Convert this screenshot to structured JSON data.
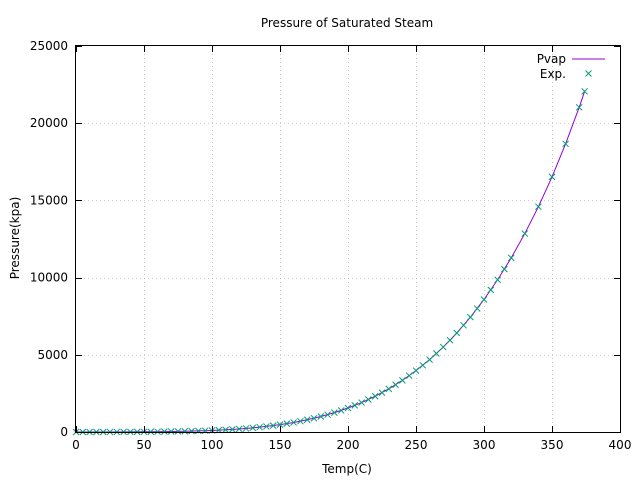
{
  "chart_data": {
    "type": "line",
    "title": "Pressure of Saturated Steam",
    "xlabel": "Temp(C)",
    "ylabel": "Pressure(kpa)",
    "xlim": [
      0,
      400
    ],
    "ylim": [
      0,
      25000
    ],
    "xticks": [
      0,
      50,
      100,
      150,
      200,
      250,
      300,
      350,
      400
    ],
    "yticks": [
      0,
      5000,
      10000,
      15000,
      20000,
      25000
    ],
    "grid": true,
    "legend_position": "top-right",
    "colors": {
      "line": "#9400d3",
      "marker": "#009e73",
      "axis": "#000000",
      "grid": "#a0a0a0"
    },
    "series": [
      {
        "name": "Pvap",
        "kind": "line",
        "x": [
          0,
          10,
          20,
          30,
          40,
          50,
          60,
          70,
          80,
          90,
          100,
          110,
          120,
          130,
          140,
          150,
          160,
          170,
          180,
          190,
          200,
          210,
          220,
          230,
          240,
          250,
          260,
          270,
          280,
          290,
          300,
          310,
          320,
          330,
          340,
          350,
          360,
          370,
          374
        ],
        "y": [
          0.6,
          1.2,
          2.3,
          4.2,
          7.4,
          12.3,
          19.9,
          31.2,
          47.4,
          70.1,
          101.3,
          143.3,
          198.5,
          270.1,
          361.3,
          476,
          618,
          792,
          1002,
          1254,
          1554,
          1906,
          2318,
          2795,
          3345,
          3974,
          4689,
          5500,
          6413,
          7438,
          8583,
          9860,
          11279,
          12852,
          14594,
          16521,
          18665,
          21030,
          22064
        ]
      },
      {
        "name": "Exp.",
        "kind": "points",
        "x": [
          0,
          5,
          10,
          15,
          20,
          25,
          30,
          35,
          40,
          45,
          50,
          55,
          60,
          65,
          70,
          75,
          80,
          85,
          90,
          95,
          100,
          105,
          110,
          115,
          120,
          125,
          130,
          135,
          140,
          145,
          150,
          155,
          160,
          165,
          170,
          175,
          180,
          185,
          190,
          195,
          200,
          205,
          210,
          215,
          220,
          225,
          230,
          235,
          240,
          245,
          250,
          255,
          260,
          265,
          270,
          275,
          280,
          285,
          290,
          295,
          300,
          305,
          310,
          315,
          320,
          330,
          340,
          350,
          360,
          370,
          374
        ],
        "y": [
          0.6,
          0.9,
          1.2,
          1.7,
          2.3,
          3.2,
          4.2,
          5.6,
          7.4,
          9.6,
          12.3,
          15.8,
          19.9,
          25.0,
          31.2,
          38.6,
          47.4,
          57.9,
          70.1,
          84.6,
          101.3,
          120.8,
          143.3,
          169.1,
          198.5,
          232.1,
          270.1,
          313.0,
          361.3,
          415.5,
          476,
          543,
          618,
          700,
          792,
          892,
          1002,
          1122,
          1254,
          1397,
          1554,
          1723,
          1906,
          2104,
          2318,
          2548,
          2795,
          3060,
          3345,
          3648,
          3974,
          4319,
          4689,
          5082,
          5500,
          5944,
          6413,
          6910,
          7438,
          7995,
          8583,
          9205,
          9860,
          10548,
          11279,
          12852,
          14594,
          16521,
          18665,
          21030,
          22064
        ]
      }
    ]
  }
}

....................

# Task directions:
Quote the material exactly. Pictures stay out.

# Final answer:
Convert this screenshot to structured JSON data.
{
  "chart_data": {
    "type": "line",
    "title": "Pressure of Saturated Steam",
    "xlabel": "Temp(C)",
    "ylabel": "Pressure(kpa)",
    "xlim": [
      0,
      400
    ],
    "ylim": [
      0,
      25000
    ],
    "xticks": [
      0,
      50,
      100,
      150,
      200,
      250,
      300,
      350,
      400
    ],
    "yticks": [
      0,
      5000,
      10000,
      15000,
      20000,
      25000
    ],
    "grid": true,
    "legend_position": "top-right",
    "colors": {
      "line": "#9400d3",
      "marker": "#009e73",
      "axis": "#000000",
      "grid": "#a0a0a0"
    },
    "series": [
      {
        "name": "Pvap",
        "kind": "line",
        "x": [
          0,
          10,
          20,
          30,
          40,
          50,
          60,
          70,
          80,
          90,
          100,
          110,
          120,
          130,
          140,
          150,
          160,
          170,
          180,
          190,
          200,
          210,
          220,
          230,
          240,
          250,
          260,
          270,
          280,
          290,
          300,
          310,
          320,
          330,
          340,
          350,
          360,
          370,
          374
        ],
        "y": [
          0.6,
          1.2,
          2.3,
          4.2,
          7.4,
          12.3,
          19.9,
          31.2,
          47.4,
          70.1,
          101.3,
          143.3,
          198.5,
          270.1,
          361.3,
          476,
          618,
          792,
          1002,
          1254,
          1554,
          1906,
          2318,
          2795,
          3345,
          3974,
          4689,
          5500,
          6413,
          7438,
          8583,
          9860,
          11279,
          12852,
          14594,
          16521,
          18665,
          21030,
          22064
        ]
      },
      {
        "name": "Exp.",
        "kind": "points",
        "x": [
          0,
          5,
          10,
          15,
          20,
          25,
          30,
          35,
          40,
          45,
          50,
          55,
          60,
          65,
          70,
          75,
          80,
          85,
          90,
          95,
          100,
          105,
          110,
          115,
          120,
          125,
          130,
          135,
          140,
          145,
          150,
          155,
          160,
          165,
          170,
          175,
          180,
          185,
          190,
          195,
          200,
          205,
          210,
          215,
          220,
          225,
          230,
          235,
          240,
          245,
          250,
          255,
          260,
          265,
          270,
          275,
          280,
          285,
          290,
          295,
          300,
          305,
          310,
          315,
          320,
          330,
          340,
          350,
          360,
          370,
          374
        ],
        "y": [
          0.6,
          0.9,
          1.2,
          1.7,
          2.3,
          3.2,
          4.2,
          5.6,
          7.4,
          9.6,
          12.3,
          15.8,
          19.9,
          25.0,
          31.2,
          38.6,
          47.4,
          57.9,
          70.1,
          84.6,
          101.3,
          120.8,
          143.3,
          169.1,
          198.5,
          232.1,
          270.1,
          313.0,
          361.3,
          415.5,
          476,
          543,
          618,
          700,
          792,
          892,
          1002,
          1122,
          1254,
          1397,
          1554,
          1723,
          1906,
          2104,
          2318,
          2548,
          2795,
          3060,
          3345,
          3648,
          3974,
          4319,
          4689,
          5082,
          5500,
          5944,
          6413,
          6910,
          7438,
          7995,
          8583,
          9205,
          9860,
          10548,
          11279,
          12852,
          14594,
          16521,
          18665,
          21030,
          22064
        ]
      }
    ]
  }
}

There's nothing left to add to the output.